■ Task to carry out ■
Copy out the listing below verbatim, starting with its first line and ending after the line that contains "95, 770, 107]".

■ Exercise materials ■
-*-*-
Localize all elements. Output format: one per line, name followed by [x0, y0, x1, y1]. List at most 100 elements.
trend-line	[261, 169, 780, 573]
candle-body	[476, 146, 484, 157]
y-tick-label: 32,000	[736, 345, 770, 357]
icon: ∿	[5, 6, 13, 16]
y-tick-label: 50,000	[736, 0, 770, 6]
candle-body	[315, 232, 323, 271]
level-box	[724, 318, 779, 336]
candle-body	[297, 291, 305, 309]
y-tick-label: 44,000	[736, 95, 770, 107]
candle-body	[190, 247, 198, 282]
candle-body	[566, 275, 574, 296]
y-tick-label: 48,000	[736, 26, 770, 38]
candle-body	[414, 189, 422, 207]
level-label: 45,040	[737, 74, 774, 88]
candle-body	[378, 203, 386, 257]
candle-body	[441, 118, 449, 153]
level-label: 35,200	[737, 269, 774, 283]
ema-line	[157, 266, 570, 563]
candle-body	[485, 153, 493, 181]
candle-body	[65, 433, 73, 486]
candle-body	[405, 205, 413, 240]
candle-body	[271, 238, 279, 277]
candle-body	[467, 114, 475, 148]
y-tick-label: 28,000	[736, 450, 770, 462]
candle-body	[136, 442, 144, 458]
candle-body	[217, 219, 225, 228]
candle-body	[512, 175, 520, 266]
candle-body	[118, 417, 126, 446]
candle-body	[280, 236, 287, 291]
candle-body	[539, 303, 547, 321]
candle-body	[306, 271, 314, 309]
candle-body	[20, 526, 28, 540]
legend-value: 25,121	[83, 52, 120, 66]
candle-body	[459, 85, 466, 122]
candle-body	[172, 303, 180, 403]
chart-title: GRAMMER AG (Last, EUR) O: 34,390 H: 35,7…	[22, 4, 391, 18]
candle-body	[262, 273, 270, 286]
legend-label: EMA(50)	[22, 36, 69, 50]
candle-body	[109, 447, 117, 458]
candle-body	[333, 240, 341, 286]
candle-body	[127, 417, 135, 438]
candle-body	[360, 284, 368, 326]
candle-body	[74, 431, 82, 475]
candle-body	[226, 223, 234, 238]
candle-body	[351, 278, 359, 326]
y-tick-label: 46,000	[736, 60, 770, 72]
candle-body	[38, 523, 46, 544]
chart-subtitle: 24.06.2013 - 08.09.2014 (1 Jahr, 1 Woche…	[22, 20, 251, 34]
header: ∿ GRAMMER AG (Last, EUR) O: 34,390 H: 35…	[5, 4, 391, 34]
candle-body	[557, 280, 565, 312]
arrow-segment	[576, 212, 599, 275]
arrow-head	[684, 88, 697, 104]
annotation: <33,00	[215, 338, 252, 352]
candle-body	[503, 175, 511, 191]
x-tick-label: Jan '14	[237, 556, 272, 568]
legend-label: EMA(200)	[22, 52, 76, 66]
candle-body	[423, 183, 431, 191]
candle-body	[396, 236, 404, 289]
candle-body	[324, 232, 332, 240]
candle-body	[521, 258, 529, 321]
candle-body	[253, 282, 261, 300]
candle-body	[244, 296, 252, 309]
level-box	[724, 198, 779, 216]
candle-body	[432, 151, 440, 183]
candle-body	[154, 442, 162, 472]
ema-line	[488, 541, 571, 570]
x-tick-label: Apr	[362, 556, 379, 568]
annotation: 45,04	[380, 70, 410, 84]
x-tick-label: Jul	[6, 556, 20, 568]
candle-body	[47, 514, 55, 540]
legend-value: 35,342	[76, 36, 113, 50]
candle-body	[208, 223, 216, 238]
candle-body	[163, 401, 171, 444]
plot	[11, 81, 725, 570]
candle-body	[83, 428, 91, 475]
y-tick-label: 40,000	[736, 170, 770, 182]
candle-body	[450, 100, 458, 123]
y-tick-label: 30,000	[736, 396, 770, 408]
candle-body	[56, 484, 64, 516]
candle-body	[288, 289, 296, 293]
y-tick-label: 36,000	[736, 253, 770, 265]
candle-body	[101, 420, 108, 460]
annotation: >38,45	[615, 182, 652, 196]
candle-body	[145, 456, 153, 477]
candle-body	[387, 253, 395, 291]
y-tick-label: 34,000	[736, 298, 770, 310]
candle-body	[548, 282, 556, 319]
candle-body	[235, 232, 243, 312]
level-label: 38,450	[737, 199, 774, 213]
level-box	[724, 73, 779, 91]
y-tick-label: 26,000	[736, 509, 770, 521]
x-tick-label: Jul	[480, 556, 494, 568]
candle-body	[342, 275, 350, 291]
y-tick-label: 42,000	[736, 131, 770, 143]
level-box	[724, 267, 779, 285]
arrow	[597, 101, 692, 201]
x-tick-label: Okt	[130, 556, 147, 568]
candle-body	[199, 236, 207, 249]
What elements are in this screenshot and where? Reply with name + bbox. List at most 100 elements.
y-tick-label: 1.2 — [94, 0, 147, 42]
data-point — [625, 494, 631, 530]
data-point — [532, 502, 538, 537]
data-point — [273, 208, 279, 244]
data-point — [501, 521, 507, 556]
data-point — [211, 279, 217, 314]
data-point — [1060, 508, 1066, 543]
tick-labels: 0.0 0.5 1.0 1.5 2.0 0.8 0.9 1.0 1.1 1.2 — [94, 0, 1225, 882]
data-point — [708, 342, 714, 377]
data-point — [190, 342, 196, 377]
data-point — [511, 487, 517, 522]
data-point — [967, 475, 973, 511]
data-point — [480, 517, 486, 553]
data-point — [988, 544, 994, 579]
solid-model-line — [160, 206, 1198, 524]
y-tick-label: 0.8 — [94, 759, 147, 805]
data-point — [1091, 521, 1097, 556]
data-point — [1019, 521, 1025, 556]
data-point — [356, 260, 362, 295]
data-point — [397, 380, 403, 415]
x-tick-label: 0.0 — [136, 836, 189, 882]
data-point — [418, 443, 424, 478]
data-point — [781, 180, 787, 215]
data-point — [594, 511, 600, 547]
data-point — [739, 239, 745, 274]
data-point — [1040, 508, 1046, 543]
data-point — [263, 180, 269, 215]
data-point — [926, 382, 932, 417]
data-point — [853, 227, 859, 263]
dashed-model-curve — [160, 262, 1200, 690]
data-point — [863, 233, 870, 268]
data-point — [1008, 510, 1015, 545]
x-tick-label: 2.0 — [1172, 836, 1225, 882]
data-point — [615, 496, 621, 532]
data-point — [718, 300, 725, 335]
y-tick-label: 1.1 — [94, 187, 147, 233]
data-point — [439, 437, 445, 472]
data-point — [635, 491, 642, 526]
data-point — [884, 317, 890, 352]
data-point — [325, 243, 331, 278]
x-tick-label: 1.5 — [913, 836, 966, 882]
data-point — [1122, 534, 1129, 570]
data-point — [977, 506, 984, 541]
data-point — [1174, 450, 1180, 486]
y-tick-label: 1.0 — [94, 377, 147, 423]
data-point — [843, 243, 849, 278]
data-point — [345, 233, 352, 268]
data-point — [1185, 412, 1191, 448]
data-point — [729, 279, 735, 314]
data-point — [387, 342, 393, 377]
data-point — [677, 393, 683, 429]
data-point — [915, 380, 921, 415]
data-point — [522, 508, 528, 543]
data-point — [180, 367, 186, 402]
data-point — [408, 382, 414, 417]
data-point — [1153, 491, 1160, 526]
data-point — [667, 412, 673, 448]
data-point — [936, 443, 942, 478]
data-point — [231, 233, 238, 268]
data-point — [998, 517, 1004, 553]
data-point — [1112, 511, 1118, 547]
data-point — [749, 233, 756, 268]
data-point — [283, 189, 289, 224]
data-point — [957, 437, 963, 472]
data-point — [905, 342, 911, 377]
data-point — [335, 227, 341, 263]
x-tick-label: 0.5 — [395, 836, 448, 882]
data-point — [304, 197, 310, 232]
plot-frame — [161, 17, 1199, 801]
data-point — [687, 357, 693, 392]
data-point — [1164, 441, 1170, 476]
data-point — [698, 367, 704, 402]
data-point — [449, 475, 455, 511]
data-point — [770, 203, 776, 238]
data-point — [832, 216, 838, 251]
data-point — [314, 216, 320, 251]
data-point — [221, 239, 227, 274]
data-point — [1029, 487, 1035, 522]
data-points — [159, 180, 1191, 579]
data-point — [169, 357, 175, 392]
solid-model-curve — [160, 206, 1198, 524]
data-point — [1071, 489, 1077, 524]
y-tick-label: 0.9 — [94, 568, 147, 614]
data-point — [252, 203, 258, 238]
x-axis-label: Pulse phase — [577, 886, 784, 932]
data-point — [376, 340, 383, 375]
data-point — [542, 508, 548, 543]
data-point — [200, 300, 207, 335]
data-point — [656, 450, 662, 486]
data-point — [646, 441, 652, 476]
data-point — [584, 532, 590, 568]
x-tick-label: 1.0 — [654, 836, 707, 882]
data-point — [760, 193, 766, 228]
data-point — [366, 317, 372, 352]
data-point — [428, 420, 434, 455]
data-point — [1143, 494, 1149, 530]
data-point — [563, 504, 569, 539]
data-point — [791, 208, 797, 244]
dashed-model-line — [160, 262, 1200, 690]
-*-*-
■ Exercise result ■
Localize all elements. Output format: one per line, name followed by [x0, y0, x1, y1]. List at most 100 elements.
trend-line	[261, 169, 780, 573]
candle-body	[476, 146, 484, 157]
y-tick-label: 32,000	[736, 345, 770, 357]
icon: ∿	[5, 6, 13, 16]
y-tick-label: 50,000	[736, 0, 770, 6]
candle-body	[315, 232, 323, 271]
level-box	[724, 318, 779, 336]
candle-body	[297, 291, 305, 309]
y-tick-label: 44,000	[736, 95, 770, 107]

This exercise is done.